**DATA EXCERPTS:**
(begin)

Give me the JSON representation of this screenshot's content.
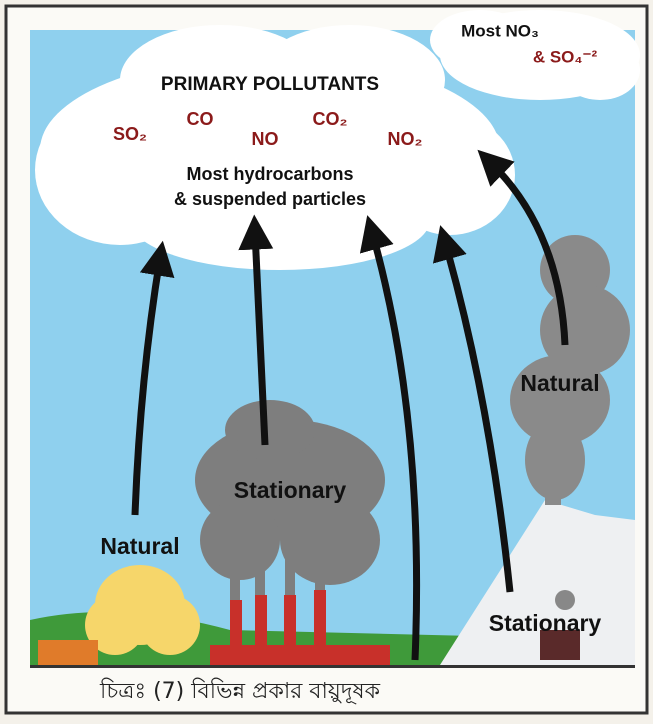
{
  "primary_cloud": {
    "title": "PRIMARY POLLUTANTS",
    "pollutants": [
      "SO₂",
      "CO",
      "NO",
      "CO₂",
      "NO₂"
    ],
    "lines": [
      "Most hydrocarbons",
      "& suspended particles"
    ]
  },
  "secondary_cloud": {
    "lines": [
      "Most NO₃",
      "& SO₄⁻²"
    ]
  },
  "sources": [
    "Natural",
    "Stationary",
    "Natural",
    "Stationary"
  ],
  "caption": "চিত্রঃ (7) বিভিন্ন প্রকার বায়ুদূষক"
}
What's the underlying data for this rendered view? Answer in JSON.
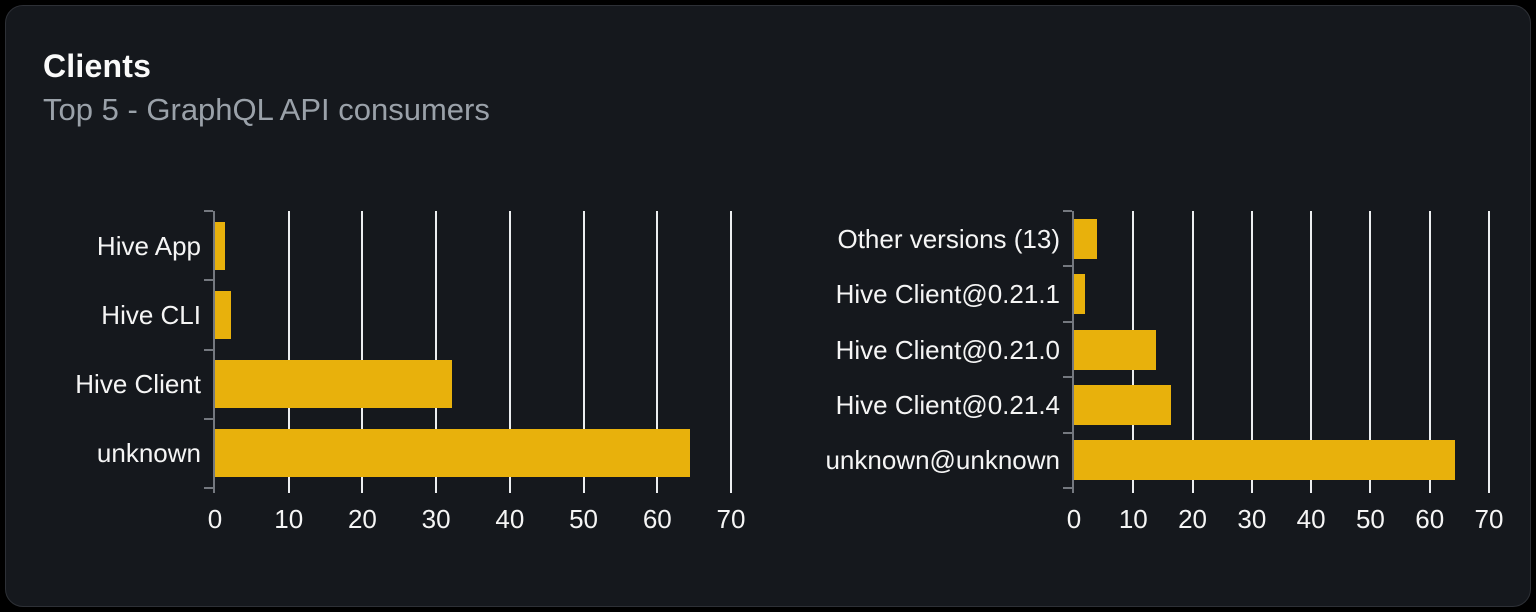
{
  "card": {
    "title": "Clients",
    "subtitle": "Top 5 - GraphQL API consumers"
  },
  "colors": {
    "outer_background": "#000000",
    "card_background": "#15181d",
    "card_border": "#2d3036",
    "bar": "#e8b10c",
    "gridline": "#eceef0",
    "axis": "#74787f",
    "title_text": "#fafafa",
    "subtitle_text": "#9aa1a9",
    "label_text": "#f5f5f5"
  },
  "chart_data": [
    {
      "type": "bar",
      "name": "clients-by-name",
      "orientation": "horizontal",
      "categories": [
        "Hive App",
        "Hive CLI",
        "Hive Client",
        "unknown"
      ],
      "values": [
        1.3,
        2.2,
        32.1,
        64.4
      ],
      "xlim": [
        0,
        70
      ],
      "x_ticks": [
        0,
        10,
        20,
        30,
        40,
        50,
        60,
        70
      ],
      "grid": true,
      "legend": "none",
      "bar_color": "#e8b10c"
    },
    {
      "type": "bar",
      "name": "clients-by-version",
      "orientation": "horizontal",
      "categories": [
        "Other versions (13)",
        "Hive Client@0.21.1",
        "Hive Client@0.21.0",
        "Hive Client@0.21.4",
        "unknown@unknown"
      ],
      "values": [
        3.9,
        1.8,
        13.8,
        16.4,
        64.2
      ],
      "xlim": [
        0,
        70
      ],
      "x_ticks": [
        0,
        10,
        20,
        30,
        40,
        50,
        60,
        70
      ],
      "grid": true,
      "legend": "none",
      "bar_color": "#e8b10c"
    }
  ]
}
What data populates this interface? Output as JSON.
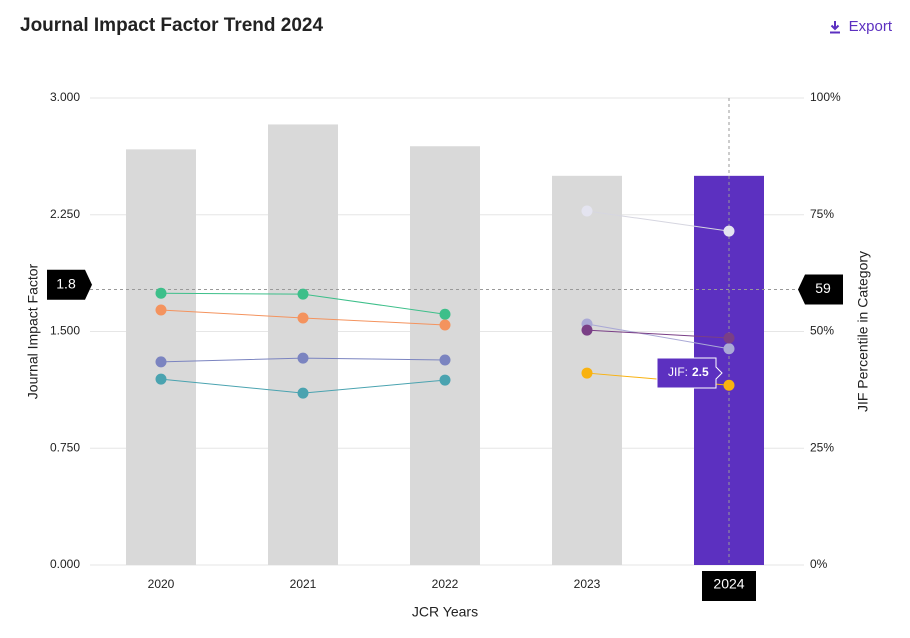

(end)

Without the pictures, restate all of the entries above verbatim.

**TASK OUTPUT:**
Give me the JSON representation of this screenshot's content.
{
  "primary_cloud": {
    "title": "PRIMARY POLLUTANTS",
    "pollutants": [
      "SO₂",
      "CO",
      "NO",
      "CO₂",
      "NO₂"
    ],
    "lines": [
      "Most hydrocarbons",
      "& suspended particles"
    ]
  },
  "secondary_cloud": {
    "lines": [
      "Most NO₃",
      "& SO₄⁻²"
    ]
  },
  "sources": [
    "Natural",
    "Stationary",
    "Natural",
    "Stationary"
  ],
  "caption": "চিত্রঃ (7) বিভিন্ন প্রকার বায়ুদূষক"
}
What's the underlying data for this rendered view? Answer in JSON.
{
  "card": {
    "title": "Clients",
    "subtitle": "Top 5 - GraphQL API consumers"
  },
  "colors": {
    "outer_background": "#000000",
    "card_background": "#15181d",
    "card_border": "#2d3036",
    "bar": "#e8b10c",
    "gridline": "#eceef0",
    "axis": "#74787f",
    "title_text": "#fafafa",
    "subtitle_text": "#9aa1a9",
    "label_text": "#f5f5f5"
  },
  "chart_data": [
    {
      "type": "bar",
      "name": "clients-by-name",
      "orientation": "horizontal",
      "categories": [
        "Hive App",
        "Hive CLI",
        "Hive Client",
        "unknown"
      ],
      "values": [
        1.3,
        2.2,
        32.1,
        64.4
      ],
      "xlim": [
        0,
        70
      ],
      "x_ticks": [
        0,
        10,
        20,
        30,
        40,
        50,
        60,
        70
      ],
      "grid": true,
      "legend": "none",
      "bar_color": "#e8b10c"
    },
    {
      "type": "bar",
      "name": "clients-by-version",
      "orientation": "horizontal",
      "categories": [
        "Other versions (13)",
        "Hive Client@0.21.1",
        "Hive Client@0.21.0",
        "Hive Client@0.21.4",
        "unknown@unknown"
      ],
      "values": [
        3.9,
        1.8,
        13.8,
        16.4,
        64.2
      ],
      "xlim": [
        0,
        70
      ],
      "x_ticks": [
        0,
        10,
        20,
        30,
        40,
        50,
        60,
        70
      ],
      "grid": true,
      "legend": "none",
      "bar_color": "#e8b10c"
    }
  ]
}
What data populates this interface? Output as JSON.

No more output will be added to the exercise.